Exercise task:
Copy every line, leaving nothing out and adding nothing.

>>>

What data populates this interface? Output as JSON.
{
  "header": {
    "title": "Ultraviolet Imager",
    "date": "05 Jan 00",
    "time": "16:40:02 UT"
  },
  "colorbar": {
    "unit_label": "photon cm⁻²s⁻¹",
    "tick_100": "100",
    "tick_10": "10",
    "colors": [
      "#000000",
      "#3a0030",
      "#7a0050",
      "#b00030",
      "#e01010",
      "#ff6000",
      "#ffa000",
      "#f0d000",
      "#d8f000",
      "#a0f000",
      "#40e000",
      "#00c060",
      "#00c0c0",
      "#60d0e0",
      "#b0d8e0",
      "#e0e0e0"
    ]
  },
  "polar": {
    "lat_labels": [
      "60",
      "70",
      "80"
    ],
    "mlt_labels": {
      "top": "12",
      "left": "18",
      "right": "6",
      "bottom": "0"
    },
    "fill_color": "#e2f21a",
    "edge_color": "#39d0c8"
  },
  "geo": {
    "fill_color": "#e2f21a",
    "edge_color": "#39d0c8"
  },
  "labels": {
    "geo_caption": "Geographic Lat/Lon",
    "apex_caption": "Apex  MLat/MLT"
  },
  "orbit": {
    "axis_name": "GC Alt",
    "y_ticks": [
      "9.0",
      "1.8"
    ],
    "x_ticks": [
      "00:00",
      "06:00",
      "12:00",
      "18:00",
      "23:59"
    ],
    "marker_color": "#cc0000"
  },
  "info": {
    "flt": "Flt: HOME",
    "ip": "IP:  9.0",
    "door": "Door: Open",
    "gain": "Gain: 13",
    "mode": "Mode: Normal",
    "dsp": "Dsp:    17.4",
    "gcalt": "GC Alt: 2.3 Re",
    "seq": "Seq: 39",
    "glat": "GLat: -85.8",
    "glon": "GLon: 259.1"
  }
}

<<<

Result for this task:
What data populates this interface? Output as JSON.
{
  "header": {
    "title": "Ultraviolet Imager",
    "date": "05 Jan 00",
    "time": "16:40:02 UT"
  },
  "colorbar": {
    "unit_label": "photon cm⁻²s⁻¹",
    "tick_100": "100",
    "tick_10": "10",
    "colors": [
      "#000000",
      "#3a0030",
      "#7a0050",
      "#b00030",
      "#e01010",
      "#ff6000",
      "#ffa000",
      "#f0d000",
      "#d8f000",
      "#a0f000",
      "#40e000",
      "#00c060",
      "#00c0c0",
      "#60d0e0",
      "#b0d8e0",
      "#e0e0e0"
    ]
  },
  "polar": {
    "lat_labels": [
      "60",
      "70",
      "80"
    ],
    "mlt_labels": {
      "top": "12",
      "left": "18",
      "right": "6",
      "bottom": "0"
    },
    "fill_color": "#e2f21a",
    "edge_color": "#39d0c8"
  },
  "geo": {
    "fill_color": "#e2f21a",
    "edge_color": "#39d0c8"
  },
  "labels": {
    "geo_caption": "Geographic Lat/Lon",
    "apex_caption": "Apex  MLat/MLT"
  },
  "orbit": {
    "axis_name": "GC Alt",
    "y_ticks": [
      "9.0",
      "1.8"
    ],
    "x_ticks": [
      "00:00",
      "06:00",
      "12:00",
      "18:00",
      "23:59"
    ],
    "marker_color": "#cc0000"
  },
  "info": {
    "flt": "Flt: HOME",
    "ip": "IP:  9.0",
    "door": "Door: Open",
    "gain": "Gain: 13",
    "mode": "Mode: Normal",
    "dsp": "Dsp:    17.4",
    "gcalt": "GC Alt: 2.3 Re",
    "seq": "Seq: 39",
    "glat": "GLat: -85.8",
    "glon": "GLon: 259.1"
  }
}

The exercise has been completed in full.